# Start of Data shown

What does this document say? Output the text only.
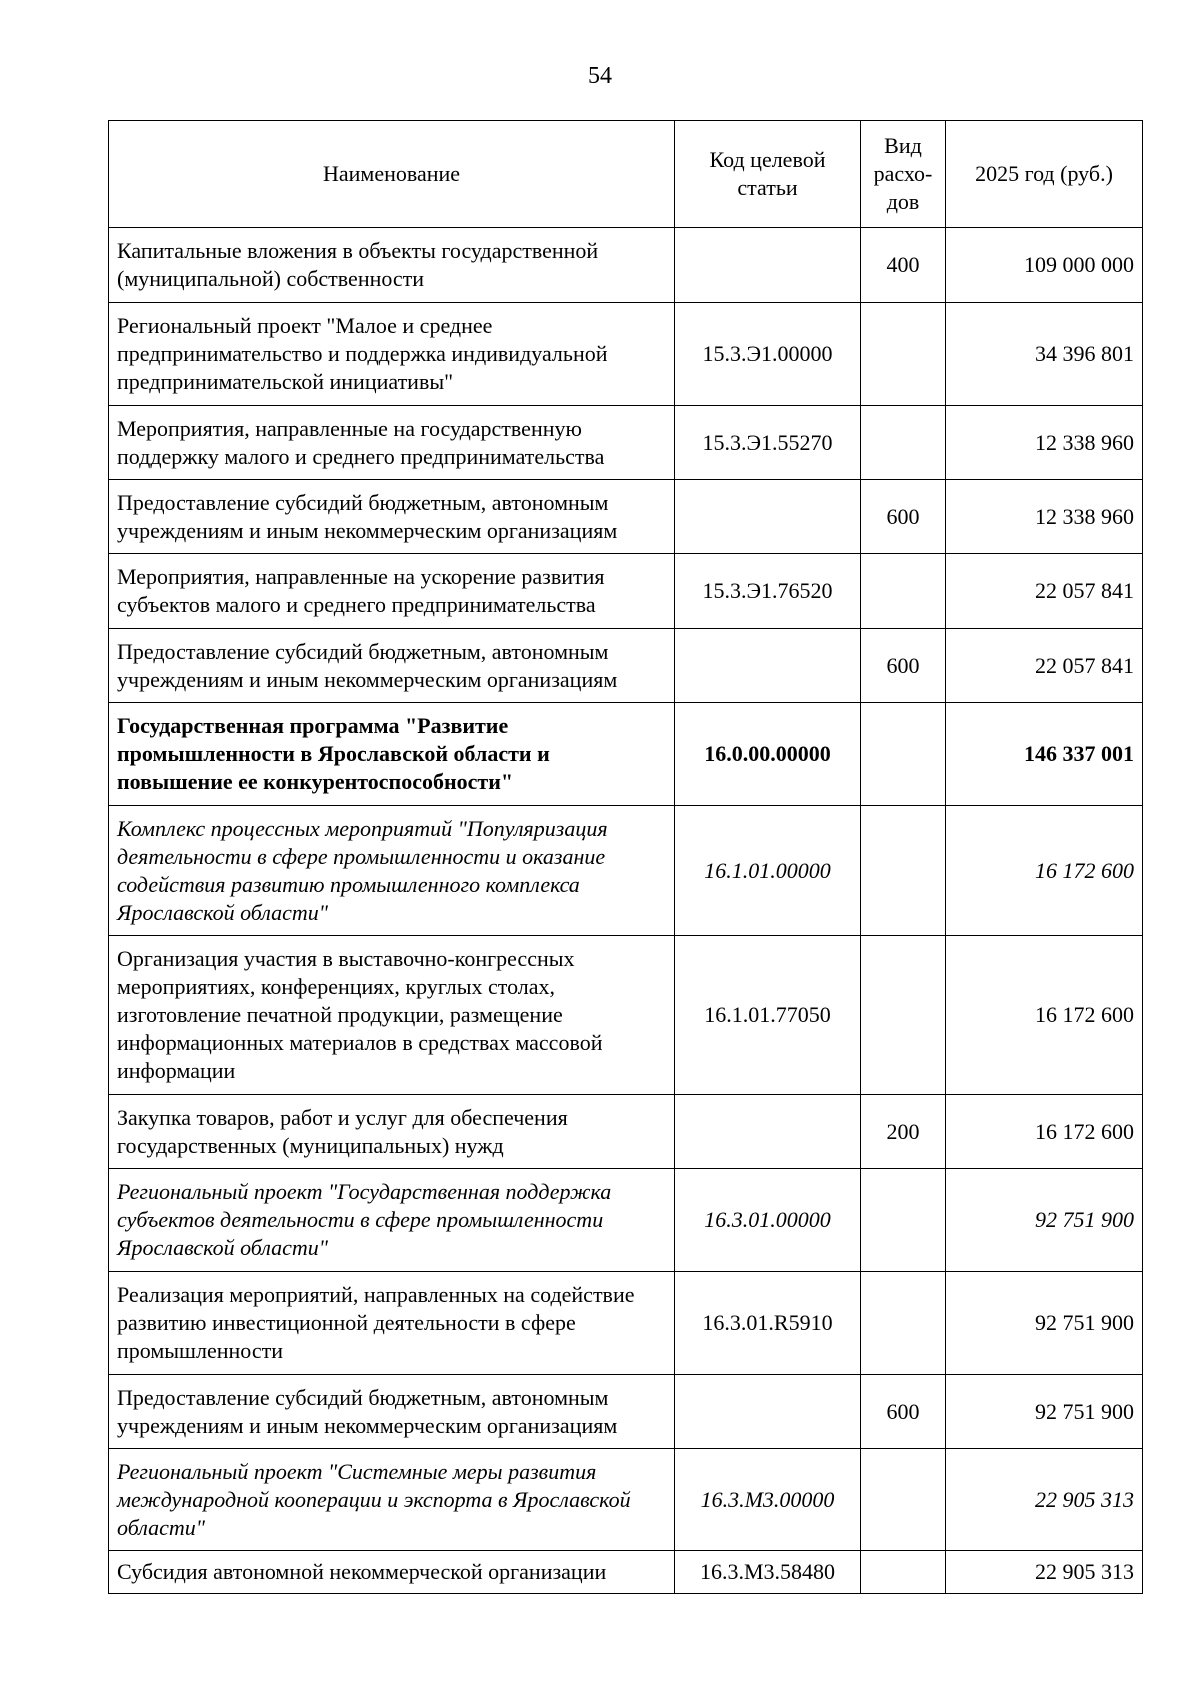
54
Наименование	Код целевой статьи	Вид расхо-дов	2025 год (руб.)
Капитальные вложения в объекты государственной (муниципальной) собственности		400	109 000 000
Региональный проект "Малое и среднее предпринимательство и поддержка индивидуальной предпринимательской инициативы"	15.3.Э1.00000		34 396 801
Мероприятия, направленные на государственную поддержку малого и среднего предпринимательства	15.3.Э1.55270		12 338 960
Предоставление субсидий бюджетным, автономным учреждениям и иным некоммерческим организациям		600	12 338 960
Мероприятия, направленные на ускорение развития субъектов малого и среднего предпринимательства	15.3.Э1.76520		22 057 841
Предоставление субсидий бюджетным, автономным учреждениям и иным некоммерческим организациям		600	22 057 841
Государственная программа "Развитие промышленности в Ярославской области и повышение ее конкурентоспособности"	16.0.00.00000		146 337 001
Комплекс процессных мероприятий "Популяризация деятельности в сфере промышленности и оказание содействия развитию промышленного комплекса Ярославской области"	16.1.01.00000		16 172 600
Организация участия в выставочно-конгрессных мероприятиях, конференциях, круглых столах, изготовление печатной продукции, размещение информационных материалов в средствах массовой информации	16.1.01.77050		16 172 600
Закупка товаров, работ и услуг для обеспечения государственных (муниципальных) нужд		200	16 172 600
Региональный проект "Государственная поддержка субъектов деятельности в сфере промышленности Ярославской области"	16.3.01.00000		92 751 900
Реализация мероприятий, направленных на содействие развитию инвестиционной деятельности в сфере промышленности	16.3.01.R5910		92 751 900
Предоставление субсидий бюджетным, автономным учреждениям и иным некоммерческим организациям		600	92 751 900
Региональный проект "Системные меры развития международной кооперации и экспорта в Ярославской области"	16.3.М3.00000		22 905 313
Субсидия автономной некоммерческой организации	16.3.М3.58480		22 905 313
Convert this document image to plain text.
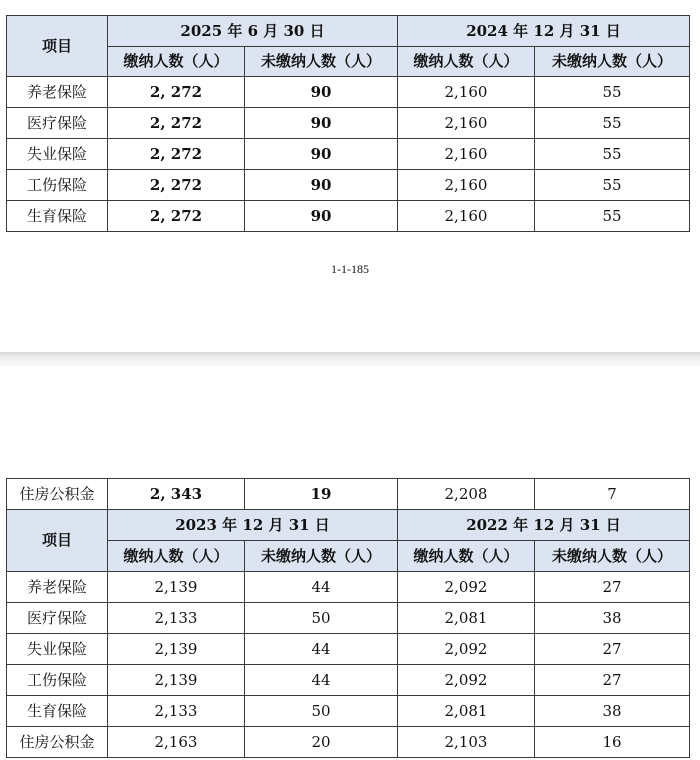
项目	2025 年 6 月 30 日		2024 年 12 月 31 日	
	缴纳人数（人）	未缴纳人数（人）	缴纳人数（人）	未缴纳人数（人）
养老保险	2, 272	90	2,160	55
医疗保险	2, 272	90	2,160	55
失业保险	2, 272	90	2,160	55
工伤保险	2, 272	90	2,160	55
生育保险	2, 272	90	2,160	55
1-1-185
住房公积金	2, 343	19	2,208	7
项目	2023 年 12 月 31 日		2022 年 12 月 31 日	
	缴纳人数（人）	未缴纳人数（人）	缴纳人数（人）	未缴纳人数（人）
养老保险	2,139	44	2,092	27
医疗保险	2,133	50	2,081	38
失业保险	2,139	44	2,092	27
工伤保险	2,139	44	2,092	27
生育保险	2,133	50	2,081	38
住房公积金	2,163	20	2,103	16
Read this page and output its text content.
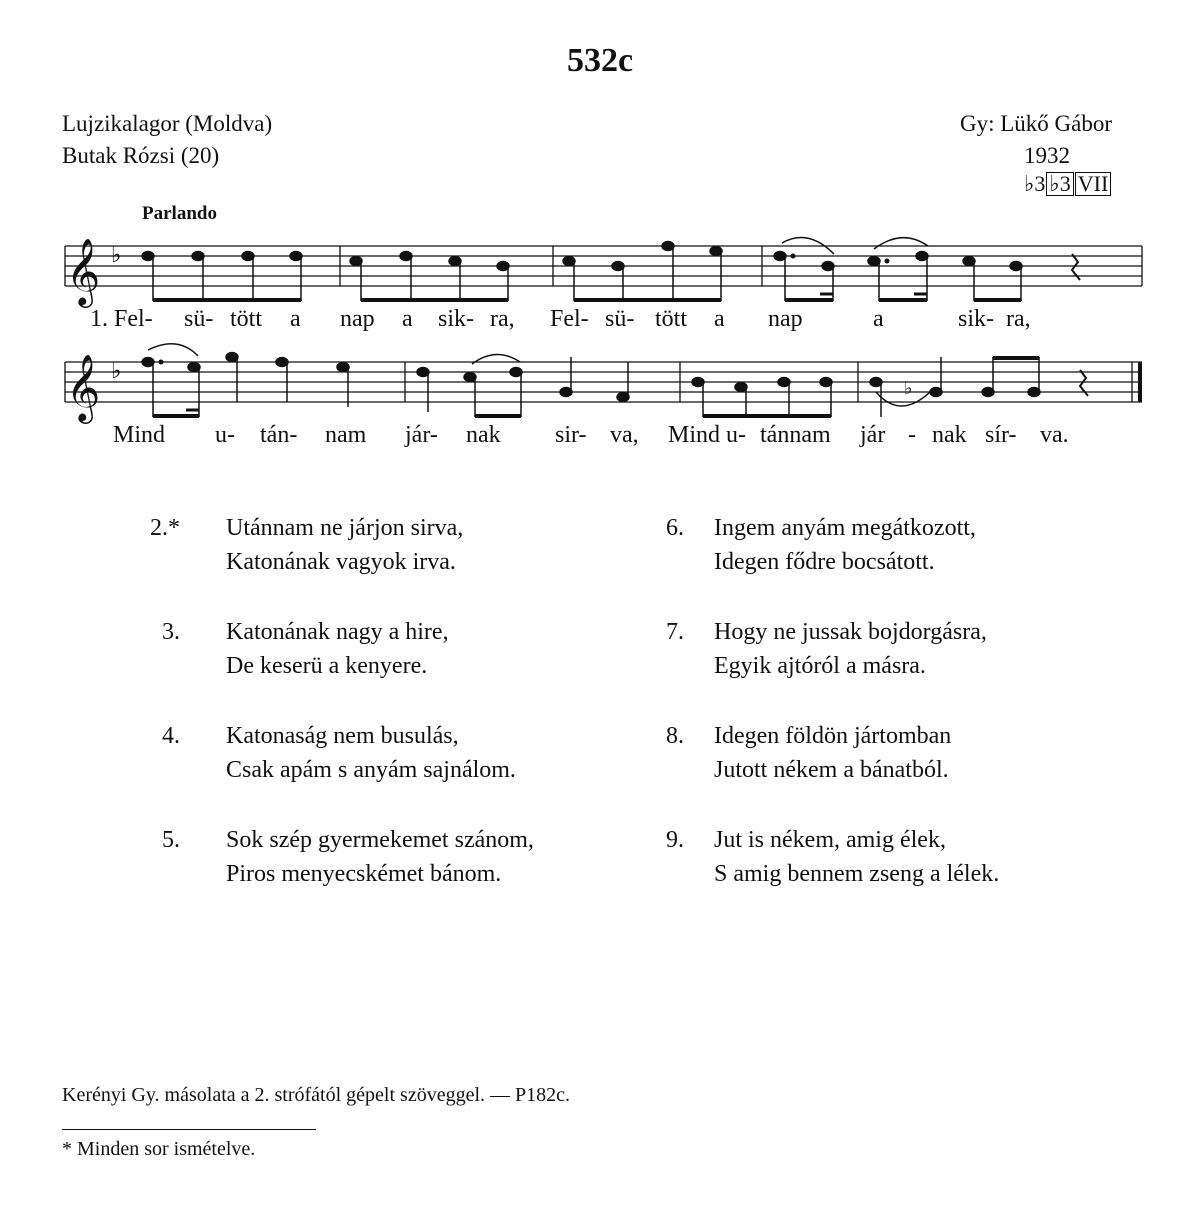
532c
Lujzikalagor (Moldva)
Butak Rózsi (20)
Gy: Lükő Gábor
1932
♭3 ♭3 VII
Parlando
𝄞 ♭
𝄞 ♭
♭
1. Fel- sü- tött a nap a sik- ra, Fel- sü- tött a nap	a	sik- ra,
Mind u- tán- nam jár- nak sir- va, Mind u- tánnam jár - nak sír- va.
2.* Utánnam ne járjon sirva,
Katonának vagyok irva.
3. Katonának nagy a hire,
De keserü a kenyere.
4. Katonaság nem busulás,
Csak apám s anyám sajnálom.
5. Sok szép gyermekemet szánom,
Piros menyecskémet bánom.
6. Ingem anyám megátkozott,
Idegen fődre bocsátott.
7. Hogy ne jussak bojdorgásra,
Egyik ajtóról a másra.
8. Idegen földön jártomban
Jutott nékem a bánatból.
9. Jut is nékem, amig élek,
S amig bennem zseng a lélek.
Kerényi Gy. másolata a 2. strófától gépelt szöveggel. — P182c.
* Minden sor ismételve.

# End of Data shown

Written problem: Only the lines from the one containing "Convert this document image to plain text." through the last line of the data belong in the copy, both included and reproduced exactly. Pictures do not.

Answer to this problem:
Convert this document image to plain text.
项目	2025 年 6 月 30 日		2024 年 12 月 31 日	
	缴纳人数（人）	未缴纳人数（人）	缴纳人数（人）	未缴纳人数（人）
养老保险	2, 272	90	2,160	55
医疗保险	2, 272	90	2,160	55
失业保险	2, 272	90	2,160	55
工伤保险	2, 272	90	2,160	55
生育保险	2, 272	90	2,160	55
1-1-185
住房公积金	2, 343	19	2,208	7
项目	2023 年 12 月 31 日		2022 年 12 月 31 日	
	缴纳人数（人）	未缴纳人数（人）	缴纳人数（人）	未缴纳人数（人）
养老保险	2,139	44	2,092	27
医疗保险	2,133	50	2,081	38
失业保险	2,139	44	2,092	27
工伤保险	2,139	44	2,092	27
生育保险	2,133	50	2,081	38
住房公积金	2,163	20	2,103	16
Read this page and output its text content.
532c
Lujzikalagor (Moldva)
Butak Rózsi (20)
Gy: Lükő Gábor
1932
♭3 ♭3 VII
Parlando
𝄞 ♭
𝄞 ♭
♭
1. Fel- sü- tött a nap a sik- ra, Fel- sü- tött a nap	a	sik- ra,
Mind u- tán- nam jár- nak sir- va, Mind u- tánnam jár - nak sír- va.
2.* Utánnam ne járjon sirva,
Katonának vagyok irva.
3. Katonának nagy a hire,
De keserü a kenyere.
4. Katonaság nem busulás,
Csak apám s anyám sajnálom.
5. Sok szép gyermekemet szánom,
Piros menyecskémet bánom.
6. Ingem anyám megátkozott,
Idegen fődre bocsátott.
7. Hogy ne jussak bojdorgásra,
Egyik ajtóról a másra.
8. Idegen földön jártomban
Jutott nékem a bánatból.
9. Jut is nékem, amig élek,
S amig bennem zseng a lélek.
Kerényi Gy. másolata a 2. strófától gépelt szöveggel. — P182c.
* Minden sor ismételve.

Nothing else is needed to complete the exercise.